Stated goal: How many lines in the entries below include the string "name"? Answer with the number only.

Dataset records:
------------------------------------------------
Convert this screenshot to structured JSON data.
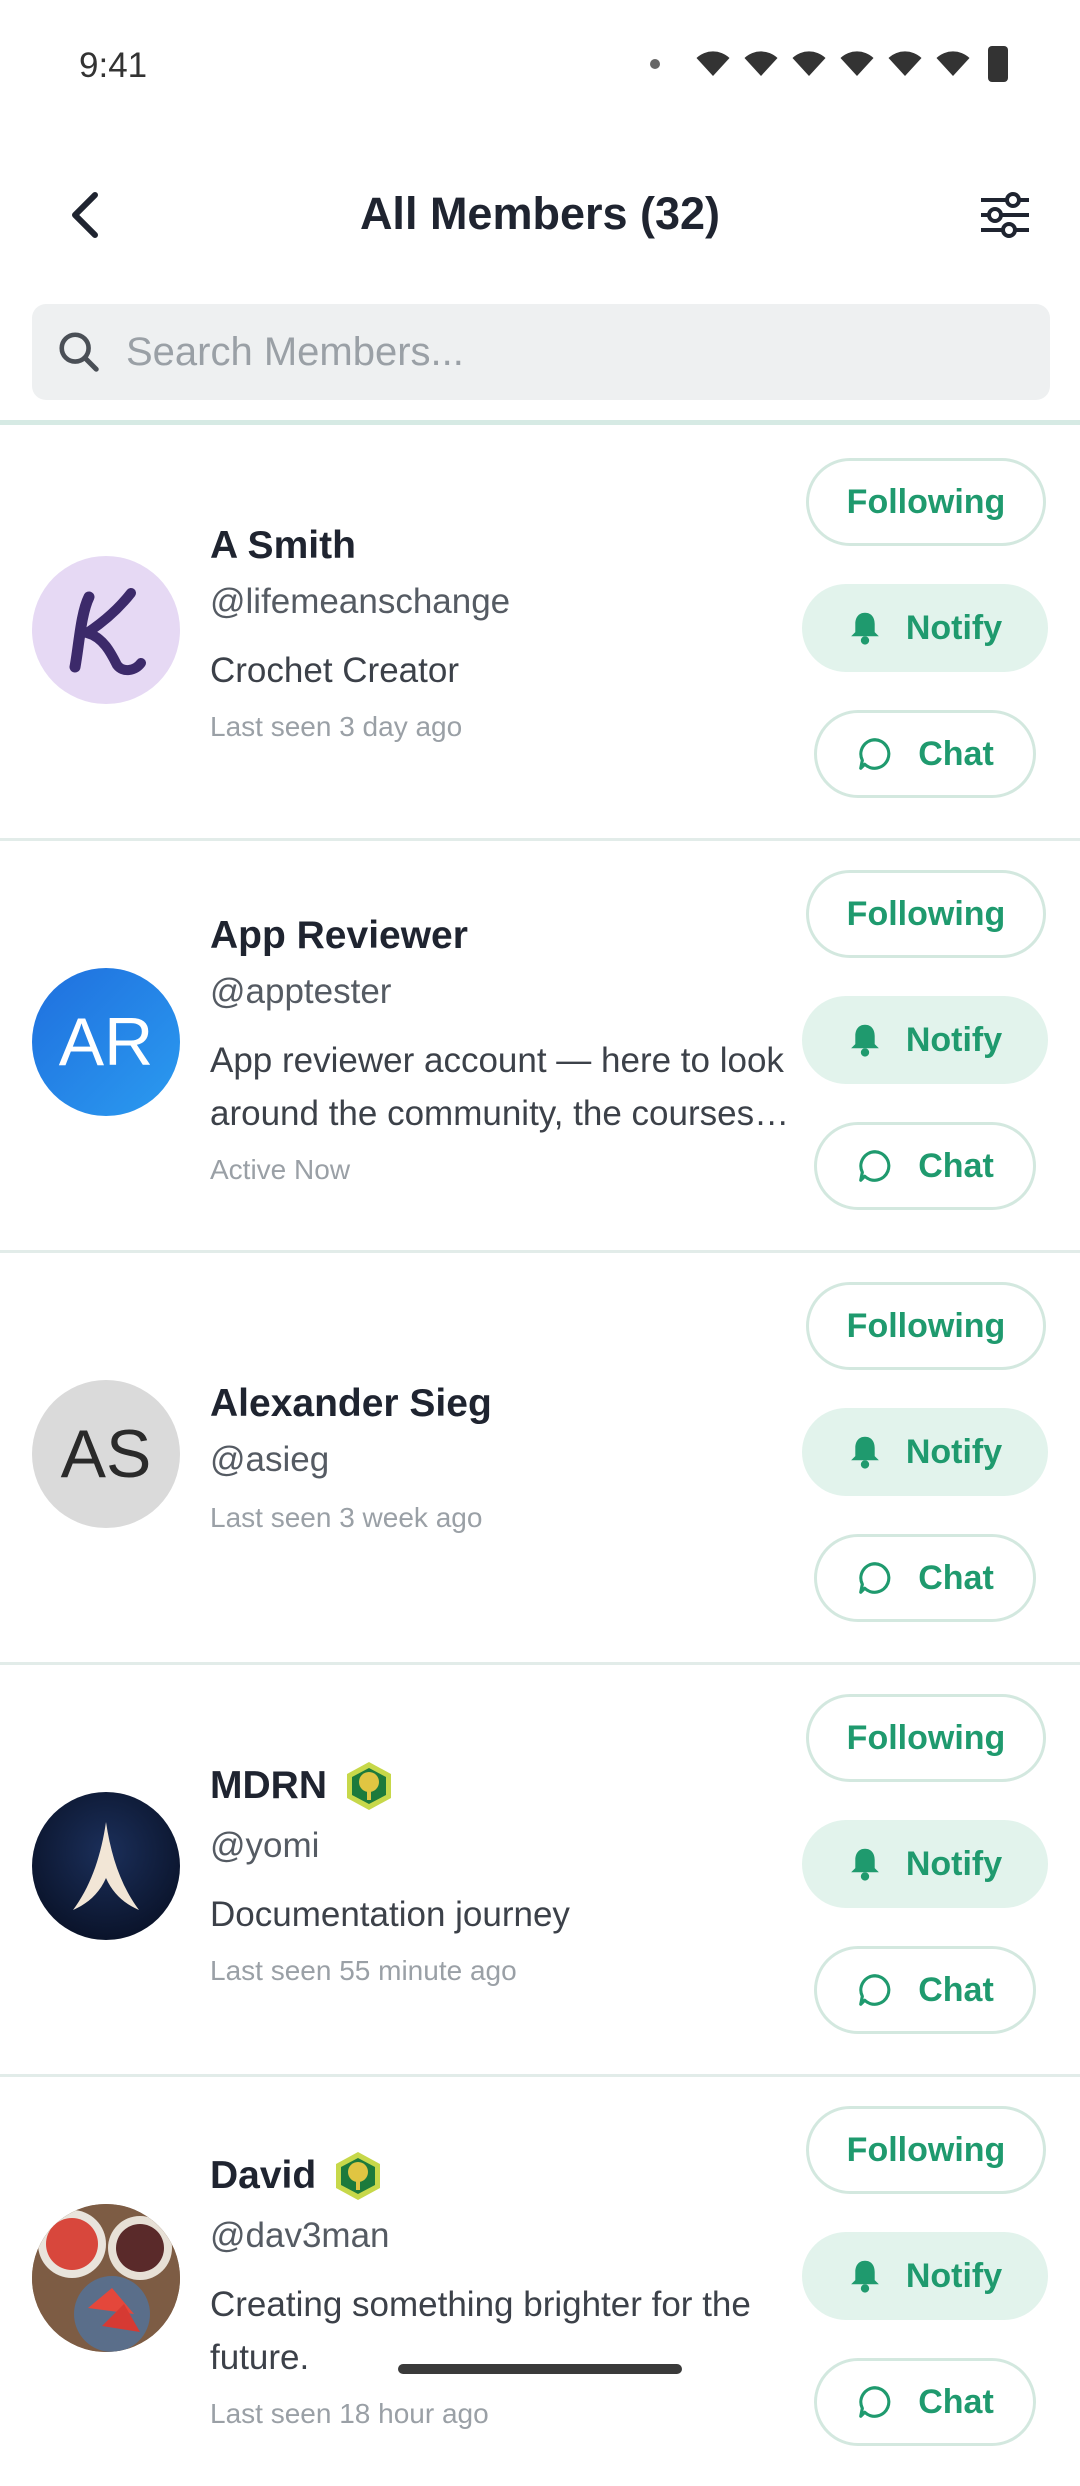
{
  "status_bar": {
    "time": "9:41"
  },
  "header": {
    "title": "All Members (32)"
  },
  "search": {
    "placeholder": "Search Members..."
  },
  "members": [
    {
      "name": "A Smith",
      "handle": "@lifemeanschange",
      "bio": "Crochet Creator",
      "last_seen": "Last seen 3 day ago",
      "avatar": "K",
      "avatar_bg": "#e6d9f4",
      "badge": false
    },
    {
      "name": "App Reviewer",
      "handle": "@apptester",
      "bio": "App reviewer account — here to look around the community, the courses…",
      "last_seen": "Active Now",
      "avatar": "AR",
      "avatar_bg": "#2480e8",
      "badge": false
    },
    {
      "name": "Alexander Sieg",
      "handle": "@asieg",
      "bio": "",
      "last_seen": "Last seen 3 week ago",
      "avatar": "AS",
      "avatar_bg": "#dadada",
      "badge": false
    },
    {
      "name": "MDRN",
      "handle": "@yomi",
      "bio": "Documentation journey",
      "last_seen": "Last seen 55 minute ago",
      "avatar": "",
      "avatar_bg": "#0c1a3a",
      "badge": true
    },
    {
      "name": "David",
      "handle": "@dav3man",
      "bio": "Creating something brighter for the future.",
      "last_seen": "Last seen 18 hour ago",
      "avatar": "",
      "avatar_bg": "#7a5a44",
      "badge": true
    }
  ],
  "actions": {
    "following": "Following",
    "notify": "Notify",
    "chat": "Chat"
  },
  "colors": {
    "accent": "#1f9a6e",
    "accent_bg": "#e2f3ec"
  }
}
------------------------------------------------
Output: 5